Locate the word "Land" in the material, then show every line that holds it.

..........

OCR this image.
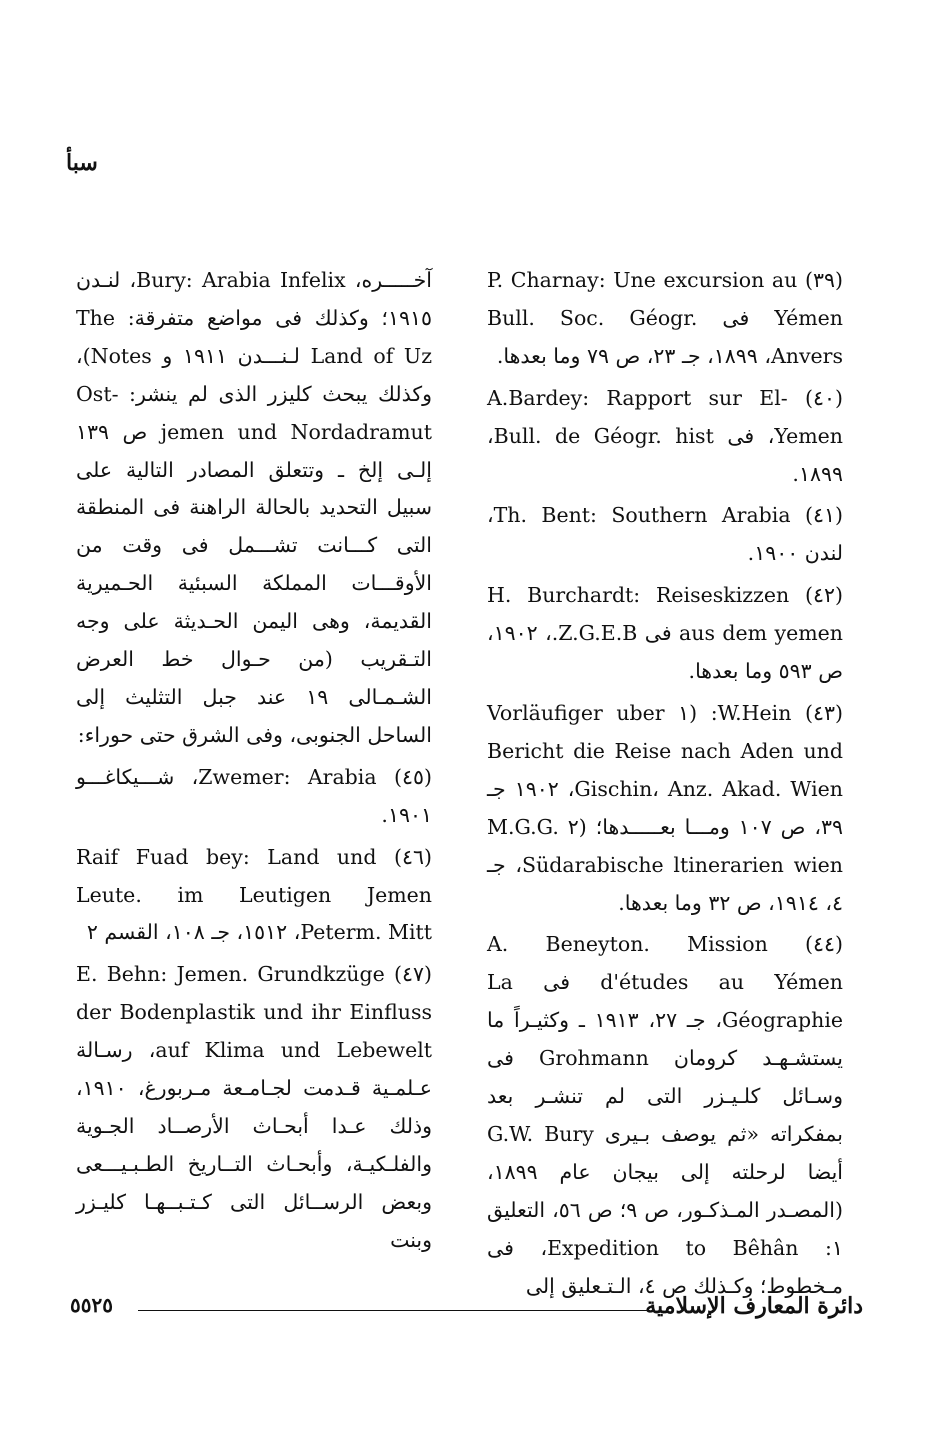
سبأ

(٣٩) P. Charnay: Une excursion au Yémen فى Bull. Soc. Géogr. Anvers، ١٨٩٩، جـ ٢٣، ص ٧٩ وما بعدها.

(٤٠) A.Bardey: Rapport sur El-Yemen، فى Bull. de Géogr. hist، ١٨٩٩.

(٤١) Th. Bent: Southern Arabia، لندن ١٩٠٠.

(٤٢) H. Burchardt: Reiseskizzen aus dem yemen فى Z.G.E.B.، ١٩٠٢، ص ٥٩٣ وما بعدها.

(٤٣) W.Hein: (١ Vorläufiger uber Bericht die Reise nach Aden und Gischin، Anz. Akad. Wien، ١٩٠٢ جـ ٣٩، ص ١٠٧ ومـــا بعـــــدها؛ (٢ M.G.G. Südarabische ltinerarien wien، جـ ٤، ١٩١٤، ص ٣٢ وما بعدها.

(٤٤) A. Beneyton. Mission d'études au Yémen فى La Géographie، جـ ٢٧، ١٩١٣ ـ وكثيـراً ما يستشـهـد كرومان Grohmann فى وسـائل كلـيـزر التى لم تنشـر بعد بمفكراته «ثم يوصف بـيرى G.W. Bury أيضا لرحلته إلى بيجان عام ١٨٩٩، (المصـدر المـذكـور، ص ٩؛ ص ٥٦، التعليق ١: Expedition to Bêhân، فى مـخطوط؛ وكـذلك ص ٤، الـتـعليق إلى

آخـــــره، Bury: Arabia Infelix، لنـدن ١٩١٥؛ وكذلك فى مواضع متفرقة: The Land of Uz لـنـــدن ١٩١١ و Notes)، وكذلك يبحث كليزر الذى لم ينشر: Ost-jemen und Nordadramut ص ١٣٩ إلـى إلخ ـ وتتعلق المصادر التالية على سبيل التحديد بالحالة الراهنة فى المنطقة التى كـــانت تشـــمل فى وقت من الأوقـــات المملكة السبئية الحـميرية القديمة، وهى اليمن الحـديثة على وجه التـقريب (من حـوال خط العرض الشـمـالى ١٩ عند جبل التثليث إلى الساحل الجنوبى، وفى الشرق حتى حوراء:

(٤٥) Zwemer: Arabia، شـــيكاغـــو ١٩٠١.

(٤٦) Raif Fuad bey: Land und Leute. im Leutigen Jemen Peterm. Mitt، ١٥١٢، جـ ١٠٨، القسم ٢

(٤٧) E. Behn: Jemen. Grundkzüge der Bodenplastik und ihr Einfluss auf Klima und Lebewelt، رسـالة عـلمـية قـدمت لجـامـعة مـربورغ، ١٩١٠، وذلك عـدا أبحـاث الأرصــاد الجـوية والفلـكيـة، وأبحـاث التــاريخ الطـبـيـــعى وبعض الرســائل التى كـتـبــهـا كليـزر وبنت

دائرة المعارف الإسلامية
٥٥٢٥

..........

--- WRITTEN RESPONSE ---
آخـــــره، Bury: Arabia Infelix، لنـدن ١٩١٥؛ وكذلك فى مواضع متفرقة: The Land of Uz لـنـــدن ١٩١١ و Notes)، وكذلك يبحث كليزر الذى لم ينشر: Ost-jemen und Nordadramut ص ١٣٩ إلـى إلخ ـ وتتعلق المصادر التالية على سبيل التحديد بالحالة الراهنة فى المنطقة التى كـــانت تشـــمل فى وقت من الأوقـــات المملكة السبئية الحـميرية القديمة، وهى اليمن الحـديثة على وجه التـقريب (من حـوال خط العرض الشـمـالى ١٩ عند جبل التثليث إلى الساحل الجنوبى، وفى الشرق حتى حوراء:
(٤٦) Raif Fuad bey: Land und Leute. im Leutigen Jemen Peterm. Mitt، ١٥١٢، جـ ١٠٨، القسم ٢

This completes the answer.